▸ **Problem**: Print every entry, word for word, and skip the images.

▸ **Information given**:
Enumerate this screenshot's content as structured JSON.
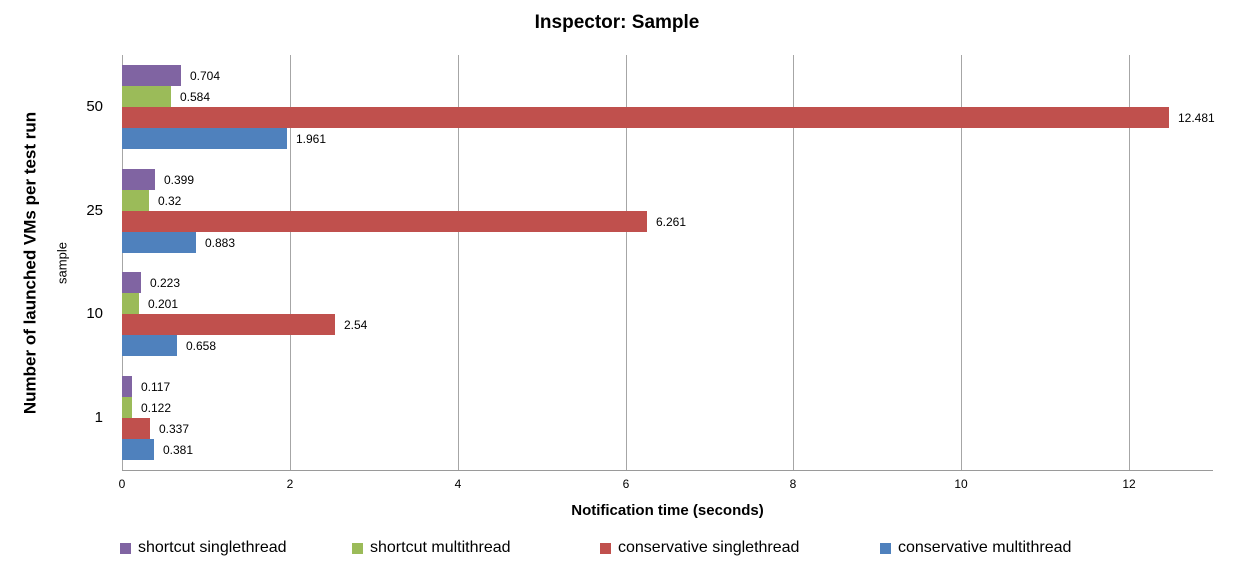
{
  "chart_data": {
    "type": "bar",
    "orientation": "horizontal",
    "title": "Inspector: Sample",
    "xlabel": "Notification time (seconds)",
    "ylabel": "Number of launched VMs per test run",
    "ylabel_secondary": "sample",
    "categories": [
      "50",
      "25",
      "10",
      "1"
    ],
    "series": [
      {
        "name": "shortcut singlethread",
        "color": "#8064A2",
        "values": [
          0.704,
          0.399,
          0.223,
          0.117
        ]
      },
      {
        "name": "shortcut multithread",
        "color": "#9BBB59",
        "values": [
          0.584,
          0.32,
          0.201,
          0.122
        ]
      },
      {
        "name": "conservative singlethread",
        "color": "#C0504D",
        "values": [
          12.481,
          6.261,
          2.54,
          0.337
        ]
      },
      {
        "name": "conservative multithread",
        "color": "#4F81BD",
        "values": [
          1.961,
          0.883,
          0.658,
          0.381
        ]
      }
    ],
    "xlim": [
      0,
      13
    ],
    "xticks": [
      0,
      2,
      4,
      6,
      8,
      10,
      12
    ],
    "grid": true,
    "legend_position": "bottom",
    "colors": {
      "gridline": "#a6a6a6",
      "axis_line": "#9a9a9a",
      "text": "#000000",
      "background": "#ffffff"
    }
  }
}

▸ **Written solution**:
Enumerate this screenshot's content as structured JSON.
{
  "chart_data": {
    "type": "bar",
    "orientation": "horizontal",
    "title": "Inspector: Sample",
    "xlabel": "Notification time (seconds)",
    "ylabel": "Number of launched VMs per test run",
    "ylabel_secondary": "sample",
    "categories": [
      "50",
      "25",
      "10",
      "1"
    ],
    "series": [
      {
        "name": "shortcut singlethread",
        "color": "#8064A2",
        "values": [
          0.704,
          0.399,
          0.223,
          0.117
        ]
      },
      {
        "name": "shortcut multithread",
        "color": "#9BBB59",
        "values": [
          0.584,
          0.32,
          0.201,
          0.122
        ]
      },
      {
        "name": "conservative singlethread",
        "color": "#C0504D",
        "values": [
          12.481,
          6.261,
          2.54,
          0.337
        ]
      },
      {
        "name": "conservative multithread",
        "color": "#4F81BD",
        "values": [
          1.961,
          0.883,
          0.658,
          0.381
        ]
      }
    ],
    "xlim": [
      0,
      13
    ],
    "xticks": [
      0,
      2,
      4,
      6,
      8,
      10,
      12
    ],
    "grid": true,
    "legend_position": "bottom",
    "colors": {
      "gridline": "#a6a6a6",
      "axis_line": "#9a9a9a",
      "text": "#000000",
      "background": "#ffffff"
    }
  }
}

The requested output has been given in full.